**EXERCISE DIRECTIONS:**
Every line that contains the word "Earnings" should be copied out.

[Figure data in JSON]
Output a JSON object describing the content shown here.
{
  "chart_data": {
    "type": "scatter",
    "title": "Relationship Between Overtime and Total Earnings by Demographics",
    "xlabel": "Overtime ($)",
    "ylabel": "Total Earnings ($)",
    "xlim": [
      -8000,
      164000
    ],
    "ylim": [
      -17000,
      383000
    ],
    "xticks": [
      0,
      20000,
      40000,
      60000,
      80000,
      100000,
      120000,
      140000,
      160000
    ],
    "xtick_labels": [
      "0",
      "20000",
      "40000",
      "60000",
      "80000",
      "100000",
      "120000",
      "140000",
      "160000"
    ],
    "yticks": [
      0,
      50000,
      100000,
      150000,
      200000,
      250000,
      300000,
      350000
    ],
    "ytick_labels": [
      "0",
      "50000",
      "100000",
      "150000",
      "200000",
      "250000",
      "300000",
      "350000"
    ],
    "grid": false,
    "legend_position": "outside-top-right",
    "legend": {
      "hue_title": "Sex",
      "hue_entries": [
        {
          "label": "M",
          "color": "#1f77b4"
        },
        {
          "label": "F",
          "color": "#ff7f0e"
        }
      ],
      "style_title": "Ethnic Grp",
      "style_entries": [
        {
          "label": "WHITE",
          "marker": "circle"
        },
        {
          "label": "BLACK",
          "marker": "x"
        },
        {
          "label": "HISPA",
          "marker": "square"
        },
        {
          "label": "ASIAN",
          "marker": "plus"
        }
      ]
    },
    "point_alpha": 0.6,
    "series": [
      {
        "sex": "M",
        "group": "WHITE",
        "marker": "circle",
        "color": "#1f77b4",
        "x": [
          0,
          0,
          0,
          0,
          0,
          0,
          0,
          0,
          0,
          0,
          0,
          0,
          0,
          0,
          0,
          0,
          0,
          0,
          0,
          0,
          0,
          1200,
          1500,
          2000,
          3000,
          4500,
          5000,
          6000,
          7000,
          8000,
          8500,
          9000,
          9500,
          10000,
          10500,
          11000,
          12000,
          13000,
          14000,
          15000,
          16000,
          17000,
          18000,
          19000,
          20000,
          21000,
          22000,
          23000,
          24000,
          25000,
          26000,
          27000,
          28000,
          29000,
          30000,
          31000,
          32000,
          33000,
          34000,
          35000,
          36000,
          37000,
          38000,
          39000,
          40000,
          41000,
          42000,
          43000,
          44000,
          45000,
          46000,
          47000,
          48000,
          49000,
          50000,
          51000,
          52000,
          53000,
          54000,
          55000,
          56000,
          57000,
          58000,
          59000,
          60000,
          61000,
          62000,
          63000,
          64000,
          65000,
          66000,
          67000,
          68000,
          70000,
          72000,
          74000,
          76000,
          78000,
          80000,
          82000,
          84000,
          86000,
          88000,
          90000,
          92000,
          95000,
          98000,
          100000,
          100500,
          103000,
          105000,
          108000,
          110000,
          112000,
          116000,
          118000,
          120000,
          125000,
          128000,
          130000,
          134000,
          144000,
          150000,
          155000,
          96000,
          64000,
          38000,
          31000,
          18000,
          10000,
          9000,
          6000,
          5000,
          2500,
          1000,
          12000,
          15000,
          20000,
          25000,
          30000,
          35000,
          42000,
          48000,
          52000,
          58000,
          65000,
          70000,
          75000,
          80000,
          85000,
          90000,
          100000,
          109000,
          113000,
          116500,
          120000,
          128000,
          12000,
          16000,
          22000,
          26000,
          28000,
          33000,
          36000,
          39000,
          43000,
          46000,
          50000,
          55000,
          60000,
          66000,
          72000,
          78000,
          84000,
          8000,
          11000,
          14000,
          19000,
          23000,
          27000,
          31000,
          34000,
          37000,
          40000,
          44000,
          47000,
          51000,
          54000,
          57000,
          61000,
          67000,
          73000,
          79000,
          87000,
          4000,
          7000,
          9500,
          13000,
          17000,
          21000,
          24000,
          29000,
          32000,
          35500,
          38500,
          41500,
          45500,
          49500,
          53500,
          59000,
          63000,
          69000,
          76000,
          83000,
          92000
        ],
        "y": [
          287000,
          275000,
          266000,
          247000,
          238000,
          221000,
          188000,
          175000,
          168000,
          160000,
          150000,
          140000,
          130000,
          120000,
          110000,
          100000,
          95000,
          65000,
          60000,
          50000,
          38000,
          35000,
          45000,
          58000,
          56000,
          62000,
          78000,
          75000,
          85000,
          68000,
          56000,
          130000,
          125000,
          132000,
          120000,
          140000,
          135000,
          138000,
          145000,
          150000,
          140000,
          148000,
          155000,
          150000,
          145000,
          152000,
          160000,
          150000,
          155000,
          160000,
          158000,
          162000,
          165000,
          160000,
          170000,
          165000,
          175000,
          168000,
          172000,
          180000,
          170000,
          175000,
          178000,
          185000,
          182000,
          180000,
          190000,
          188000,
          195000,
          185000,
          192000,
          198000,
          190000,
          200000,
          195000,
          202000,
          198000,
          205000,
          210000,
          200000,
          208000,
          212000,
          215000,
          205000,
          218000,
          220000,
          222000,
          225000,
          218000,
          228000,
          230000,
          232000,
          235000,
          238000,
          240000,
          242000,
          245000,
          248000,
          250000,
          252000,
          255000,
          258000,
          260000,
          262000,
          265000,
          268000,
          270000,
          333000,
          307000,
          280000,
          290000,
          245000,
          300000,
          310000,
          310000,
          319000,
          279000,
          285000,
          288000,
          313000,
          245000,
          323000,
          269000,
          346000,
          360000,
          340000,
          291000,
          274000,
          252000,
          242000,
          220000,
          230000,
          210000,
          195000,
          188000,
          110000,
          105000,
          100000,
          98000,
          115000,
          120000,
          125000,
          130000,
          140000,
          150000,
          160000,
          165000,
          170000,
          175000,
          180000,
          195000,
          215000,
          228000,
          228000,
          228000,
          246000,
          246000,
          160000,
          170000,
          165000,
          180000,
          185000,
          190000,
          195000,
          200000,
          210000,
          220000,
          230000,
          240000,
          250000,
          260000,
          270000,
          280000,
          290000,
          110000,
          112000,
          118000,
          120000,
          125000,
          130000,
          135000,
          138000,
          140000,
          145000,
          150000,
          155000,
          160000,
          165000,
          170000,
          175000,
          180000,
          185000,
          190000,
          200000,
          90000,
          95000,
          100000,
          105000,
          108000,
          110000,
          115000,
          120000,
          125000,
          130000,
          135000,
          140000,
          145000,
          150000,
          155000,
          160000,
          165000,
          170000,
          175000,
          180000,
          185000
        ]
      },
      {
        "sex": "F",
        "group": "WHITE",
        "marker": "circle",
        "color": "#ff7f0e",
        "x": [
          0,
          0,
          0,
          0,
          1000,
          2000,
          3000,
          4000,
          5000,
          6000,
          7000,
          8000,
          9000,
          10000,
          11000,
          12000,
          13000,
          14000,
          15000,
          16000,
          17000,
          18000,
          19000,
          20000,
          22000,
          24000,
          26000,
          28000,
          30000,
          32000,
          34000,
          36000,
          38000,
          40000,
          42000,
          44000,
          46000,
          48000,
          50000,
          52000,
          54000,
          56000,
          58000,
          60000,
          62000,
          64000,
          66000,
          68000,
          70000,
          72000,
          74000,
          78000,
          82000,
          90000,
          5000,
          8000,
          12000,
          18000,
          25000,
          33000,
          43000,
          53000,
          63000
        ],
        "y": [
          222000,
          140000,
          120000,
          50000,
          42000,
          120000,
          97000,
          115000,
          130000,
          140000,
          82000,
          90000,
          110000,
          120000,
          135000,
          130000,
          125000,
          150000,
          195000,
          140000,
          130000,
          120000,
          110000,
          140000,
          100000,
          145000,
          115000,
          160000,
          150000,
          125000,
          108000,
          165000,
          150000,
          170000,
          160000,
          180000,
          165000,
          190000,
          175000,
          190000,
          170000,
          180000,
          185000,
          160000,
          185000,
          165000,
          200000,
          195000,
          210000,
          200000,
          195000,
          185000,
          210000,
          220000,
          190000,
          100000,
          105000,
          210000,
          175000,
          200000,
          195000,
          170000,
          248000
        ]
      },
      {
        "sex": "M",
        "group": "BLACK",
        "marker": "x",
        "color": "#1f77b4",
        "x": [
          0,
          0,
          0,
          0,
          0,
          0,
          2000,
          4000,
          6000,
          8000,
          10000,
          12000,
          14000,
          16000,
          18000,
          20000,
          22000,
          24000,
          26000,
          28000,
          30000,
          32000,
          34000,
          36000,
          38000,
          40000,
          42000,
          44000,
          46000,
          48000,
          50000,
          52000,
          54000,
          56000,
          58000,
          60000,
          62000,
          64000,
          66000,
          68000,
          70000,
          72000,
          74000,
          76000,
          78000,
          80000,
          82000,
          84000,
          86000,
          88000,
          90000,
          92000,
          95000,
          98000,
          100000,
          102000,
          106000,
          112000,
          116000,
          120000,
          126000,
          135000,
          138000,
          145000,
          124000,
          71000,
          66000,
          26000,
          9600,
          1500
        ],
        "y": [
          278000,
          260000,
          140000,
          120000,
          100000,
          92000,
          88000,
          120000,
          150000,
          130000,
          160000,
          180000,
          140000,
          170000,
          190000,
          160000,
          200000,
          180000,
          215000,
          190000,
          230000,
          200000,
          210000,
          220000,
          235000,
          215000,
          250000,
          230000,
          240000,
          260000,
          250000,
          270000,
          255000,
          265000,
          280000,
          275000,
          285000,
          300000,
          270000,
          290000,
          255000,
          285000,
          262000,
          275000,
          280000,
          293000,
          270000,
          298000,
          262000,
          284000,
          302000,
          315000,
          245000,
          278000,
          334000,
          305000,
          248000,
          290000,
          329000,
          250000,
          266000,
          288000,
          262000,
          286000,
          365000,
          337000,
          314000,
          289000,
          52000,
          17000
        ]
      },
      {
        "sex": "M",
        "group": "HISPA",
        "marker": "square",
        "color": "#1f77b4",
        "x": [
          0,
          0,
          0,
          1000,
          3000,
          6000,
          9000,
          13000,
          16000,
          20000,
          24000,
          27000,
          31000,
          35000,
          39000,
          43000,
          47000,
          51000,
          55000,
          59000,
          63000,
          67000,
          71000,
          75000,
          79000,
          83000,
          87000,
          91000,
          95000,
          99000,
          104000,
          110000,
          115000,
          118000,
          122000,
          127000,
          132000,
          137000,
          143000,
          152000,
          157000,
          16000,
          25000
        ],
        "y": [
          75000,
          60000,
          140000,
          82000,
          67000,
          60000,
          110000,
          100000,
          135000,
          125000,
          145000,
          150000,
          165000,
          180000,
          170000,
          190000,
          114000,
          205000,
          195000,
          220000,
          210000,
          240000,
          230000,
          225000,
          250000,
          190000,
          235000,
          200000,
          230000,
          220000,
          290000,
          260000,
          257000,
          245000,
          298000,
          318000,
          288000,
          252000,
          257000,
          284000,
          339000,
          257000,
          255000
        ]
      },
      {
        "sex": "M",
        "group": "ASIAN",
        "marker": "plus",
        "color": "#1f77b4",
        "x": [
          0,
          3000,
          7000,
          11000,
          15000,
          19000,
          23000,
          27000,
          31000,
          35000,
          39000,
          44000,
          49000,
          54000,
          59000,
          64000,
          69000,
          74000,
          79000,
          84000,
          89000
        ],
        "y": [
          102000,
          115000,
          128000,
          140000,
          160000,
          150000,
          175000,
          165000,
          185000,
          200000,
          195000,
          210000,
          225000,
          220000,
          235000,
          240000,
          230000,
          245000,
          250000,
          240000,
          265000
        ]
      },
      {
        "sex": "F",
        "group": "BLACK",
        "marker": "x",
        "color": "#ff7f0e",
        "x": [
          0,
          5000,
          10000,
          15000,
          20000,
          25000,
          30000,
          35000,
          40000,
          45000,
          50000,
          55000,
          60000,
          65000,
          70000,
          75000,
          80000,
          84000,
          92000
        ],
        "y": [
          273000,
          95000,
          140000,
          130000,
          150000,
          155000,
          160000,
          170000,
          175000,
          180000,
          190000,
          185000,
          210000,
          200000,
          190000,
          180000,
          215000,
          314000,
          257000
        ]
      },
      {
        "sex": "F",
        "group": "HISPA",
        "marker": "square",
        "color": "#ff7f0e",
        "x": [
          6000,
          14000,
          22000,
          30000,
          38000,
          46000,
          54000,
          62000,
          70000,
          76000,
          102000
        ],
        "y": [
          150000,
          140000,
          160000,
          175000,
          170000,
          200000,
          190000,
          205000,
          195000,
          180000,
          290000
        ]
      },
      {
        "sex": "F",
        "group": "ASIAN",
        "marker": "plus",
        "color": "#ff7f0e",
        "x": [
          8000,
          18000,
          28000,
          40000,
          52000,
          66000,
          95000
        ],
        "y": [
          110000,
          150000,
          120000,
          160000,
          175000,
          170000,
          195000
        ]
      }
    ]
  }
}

**WRITTEN REPLY:**
    "title": "Relationship Between Overtime and Total Earnings by Demographics",
    "ylabel": "Total Earnings ($)",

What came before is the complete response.